[Material shown start]
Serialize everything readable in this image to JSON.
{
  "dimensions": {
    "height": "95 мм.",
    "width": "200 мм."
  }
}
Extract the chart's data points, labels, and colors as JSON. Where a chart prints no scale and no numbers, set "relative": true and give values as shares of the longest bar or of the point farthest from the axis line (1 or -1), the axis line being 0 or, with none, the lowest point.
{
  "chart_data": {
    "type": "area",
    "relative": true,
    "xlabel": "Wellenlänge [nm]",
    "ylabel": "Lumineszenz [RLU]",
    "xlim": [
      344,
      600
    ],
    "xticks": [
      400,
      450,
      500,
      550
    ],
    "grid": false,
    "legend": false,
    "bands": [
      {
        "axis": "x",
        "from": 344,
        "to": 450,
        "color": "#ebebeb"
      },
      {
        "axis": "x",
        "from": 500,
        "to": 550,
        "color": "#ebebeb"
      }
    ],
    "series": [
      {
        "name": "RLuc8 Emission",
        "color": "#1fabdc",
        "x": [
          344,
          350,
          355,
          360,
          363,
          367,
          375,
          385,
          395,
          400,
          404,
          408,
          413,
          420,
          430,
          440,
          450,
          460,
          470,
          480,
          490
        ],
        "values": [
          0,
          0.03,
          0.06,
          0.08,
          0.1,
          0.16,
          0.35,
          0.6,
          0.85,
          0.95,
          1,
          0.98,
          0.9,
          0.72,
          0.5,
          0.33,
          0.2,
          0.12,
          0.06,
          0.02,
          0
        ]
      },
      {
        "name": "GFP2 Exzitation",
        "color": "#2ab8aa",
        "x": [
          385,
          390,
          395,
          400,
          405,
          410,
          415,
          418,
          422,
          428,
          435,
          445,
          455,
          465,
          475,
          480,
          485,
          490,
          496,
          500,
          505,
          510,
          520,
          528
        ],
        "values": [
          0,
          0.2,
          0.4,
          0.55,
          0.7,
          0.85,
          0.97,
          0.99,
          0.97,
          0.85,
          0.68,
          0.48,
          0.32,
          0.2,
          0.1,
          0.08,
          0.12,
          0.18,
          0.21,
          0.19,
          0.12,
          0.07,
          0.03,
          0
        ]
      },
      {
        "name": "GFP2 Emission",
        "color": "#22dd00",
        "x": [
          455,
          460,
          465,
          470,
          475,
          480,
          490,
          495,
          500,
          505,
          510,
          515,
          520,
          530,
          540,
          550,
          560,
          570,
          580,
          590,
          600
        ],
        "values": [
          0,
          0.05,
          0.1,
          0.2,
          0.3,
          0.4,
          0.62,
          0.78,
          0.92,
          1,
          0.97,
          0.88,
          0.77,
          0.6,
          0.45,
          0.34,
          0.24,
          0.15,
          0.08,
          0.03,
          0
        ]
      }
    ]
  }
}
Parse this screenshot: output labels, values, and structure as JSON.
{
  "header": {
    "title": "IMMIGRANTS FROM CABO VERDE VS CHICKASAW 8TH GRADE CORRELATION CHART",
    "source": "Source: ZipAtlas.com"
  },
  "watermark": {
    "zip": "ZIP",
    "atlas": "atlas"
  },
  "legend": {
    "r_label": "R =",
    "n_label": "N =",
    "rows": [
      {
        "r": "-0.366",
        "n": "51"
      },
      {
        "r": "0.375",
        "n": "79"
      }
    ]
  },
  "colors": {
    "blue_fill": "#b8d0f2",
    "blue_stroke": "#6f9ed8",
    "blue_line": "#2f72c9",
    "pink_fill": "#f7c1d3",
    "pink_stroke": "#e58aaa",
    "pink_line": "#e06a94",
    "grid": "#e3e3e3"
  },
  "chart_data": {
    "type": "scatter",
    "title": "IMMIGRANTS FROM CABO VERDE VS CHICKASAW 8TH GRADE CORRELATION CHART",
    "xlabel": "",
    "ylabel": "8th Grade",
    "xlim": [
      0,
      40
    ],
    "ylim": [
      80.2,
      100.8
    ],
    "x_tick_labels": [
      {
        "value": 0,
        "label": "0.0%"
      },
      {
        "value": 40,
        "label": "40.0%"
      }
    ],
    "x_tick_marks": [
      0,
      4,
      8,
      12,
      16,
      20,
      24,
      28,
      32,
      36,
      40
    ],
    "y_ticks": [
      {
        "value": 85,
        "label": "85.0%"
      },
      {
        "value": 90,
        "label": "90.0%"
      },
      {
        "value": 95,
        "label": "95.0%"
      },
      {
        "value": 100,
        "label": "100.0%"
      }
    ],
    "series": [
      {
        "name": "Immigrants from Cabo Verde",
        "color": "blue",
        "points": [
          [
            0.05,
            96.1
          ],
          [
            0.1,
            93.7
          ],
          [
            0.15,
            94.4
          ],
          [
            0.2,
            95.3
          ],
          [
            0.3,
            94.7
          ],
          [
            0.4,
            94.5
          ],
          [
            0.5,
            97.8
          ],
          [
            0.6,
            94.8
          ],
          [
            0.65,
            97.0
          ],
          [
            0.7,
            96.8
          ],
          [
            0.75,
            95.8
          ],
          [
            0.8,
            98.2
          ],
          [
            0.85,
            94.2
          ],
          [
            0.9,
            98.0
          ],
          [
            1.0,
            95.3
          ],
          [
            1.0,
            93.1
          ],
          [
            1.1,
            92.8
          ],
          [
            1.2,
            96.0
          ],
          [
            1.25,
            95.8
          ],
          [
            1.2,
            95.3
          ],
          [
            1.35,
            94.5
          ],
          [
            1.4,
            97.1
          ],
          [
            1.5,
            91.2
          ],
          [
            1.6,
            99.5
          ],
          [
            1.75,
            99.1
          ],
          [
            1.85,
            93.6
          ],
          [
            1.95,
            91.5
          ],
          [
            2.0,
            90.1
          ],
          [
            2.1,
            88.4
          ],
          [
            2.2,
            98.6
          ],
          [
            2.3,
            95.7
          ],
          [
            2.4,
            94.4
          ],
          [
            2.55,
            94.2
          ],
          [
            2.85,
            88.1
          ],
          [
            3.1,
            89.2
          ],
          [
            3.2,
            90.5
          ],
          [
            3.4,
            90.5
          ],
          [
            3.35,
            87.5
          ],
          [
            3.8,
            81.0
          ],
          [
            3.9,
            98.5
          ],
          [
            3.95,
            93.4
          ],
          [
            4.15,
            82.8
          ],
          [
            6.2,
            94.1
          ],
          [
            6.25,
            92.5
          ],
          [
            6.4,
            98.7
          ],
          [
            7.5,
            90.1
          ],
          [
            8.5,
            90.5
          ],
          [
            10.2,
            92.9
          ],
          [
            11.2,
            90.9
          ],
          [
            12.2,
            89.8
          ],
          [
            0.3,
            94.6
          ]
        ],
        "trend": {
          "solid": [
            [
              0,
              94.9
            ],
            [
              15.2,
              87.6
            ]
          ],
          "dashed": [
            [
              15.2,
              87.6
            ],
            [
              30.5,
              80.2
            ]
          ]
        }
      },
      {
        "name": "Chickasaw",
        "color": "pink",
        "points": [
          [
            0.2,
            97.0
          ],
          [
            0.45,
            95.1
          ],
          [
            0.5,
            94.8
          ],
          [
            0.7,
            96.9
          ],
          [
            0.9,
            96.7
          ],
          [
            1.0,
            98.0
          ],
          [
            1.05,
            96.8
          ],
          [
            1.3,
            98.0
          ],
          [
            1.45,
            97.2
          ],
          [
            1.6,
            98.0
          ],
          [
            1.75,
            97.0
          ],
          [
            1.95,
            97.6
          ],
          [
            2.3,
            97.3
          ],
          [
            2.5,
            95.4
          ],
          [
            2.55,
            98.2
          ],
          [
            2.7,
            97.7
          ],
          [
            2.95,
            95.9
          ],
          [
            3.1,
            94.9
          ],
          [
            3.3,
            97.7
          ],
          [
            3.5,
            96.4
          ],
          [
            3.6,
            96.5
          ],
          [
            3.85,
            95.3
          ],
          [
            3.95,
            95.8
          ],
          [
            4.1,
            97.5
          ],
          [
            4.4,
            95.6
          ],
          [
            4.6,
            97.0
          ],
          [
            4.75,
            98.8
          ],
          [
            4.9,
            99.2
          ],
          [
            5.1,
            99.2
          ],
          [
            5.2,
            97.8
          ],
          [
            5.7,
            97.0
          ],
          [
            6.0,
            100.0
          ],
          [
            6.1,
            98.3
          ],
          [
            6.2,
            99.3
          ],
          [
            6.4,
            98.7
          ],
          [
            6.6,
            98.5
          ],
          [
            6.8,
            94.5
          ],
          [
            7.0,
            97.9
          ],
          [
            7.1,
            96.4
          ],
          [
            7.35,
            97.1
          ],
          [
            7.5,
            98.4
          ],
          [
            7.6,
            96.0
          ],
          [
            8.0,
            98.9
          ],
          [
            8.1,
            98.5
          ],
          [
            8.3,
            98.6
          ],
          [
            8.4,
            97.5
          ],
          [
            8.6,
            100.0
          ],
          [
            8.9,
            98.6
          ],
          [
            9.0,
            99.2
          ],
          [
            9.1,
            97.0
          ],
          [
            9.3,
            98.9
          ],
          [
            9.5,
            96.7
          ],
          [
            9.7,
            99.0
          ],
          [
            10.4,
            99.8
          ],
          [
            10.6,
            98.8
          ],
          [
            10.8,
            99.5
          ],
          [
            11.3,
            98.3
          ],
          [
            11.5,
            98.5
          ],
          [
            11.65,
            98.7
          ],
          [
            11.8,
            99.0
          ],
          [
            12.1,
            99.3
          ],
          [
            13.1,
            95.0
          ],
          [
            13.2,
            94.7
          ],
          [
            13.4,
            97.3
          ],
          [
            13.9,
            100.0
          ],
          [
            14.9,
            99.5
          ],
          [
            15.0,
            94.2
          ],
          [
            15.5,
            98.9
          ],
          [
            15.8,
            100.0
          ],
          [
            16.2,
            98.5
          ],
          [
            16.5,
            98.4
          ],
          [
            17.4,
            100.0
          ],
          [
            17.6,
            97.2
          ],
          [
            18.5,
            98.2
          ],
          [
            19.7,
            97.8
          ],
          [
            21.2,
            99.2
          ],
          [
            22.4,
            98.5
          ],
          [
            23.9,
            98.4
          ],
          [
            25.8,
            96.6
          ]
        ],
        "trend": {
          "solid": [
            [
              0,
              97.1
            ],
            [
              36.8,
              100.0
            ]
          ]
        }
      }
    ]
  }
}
[Material shown end]
● Problem description
All lines holding the word "true" should be picked out and copied.

● Finished task
Extract the chart's data points, labels, and colors as JSON. Where a chart prints no scale and no numbers, set "relative": true and give values as shares of the longest bar or of the point farthest from the axis line (1 or -1), the axis line being 0 or, with none, the lowest point.
    "relative": true,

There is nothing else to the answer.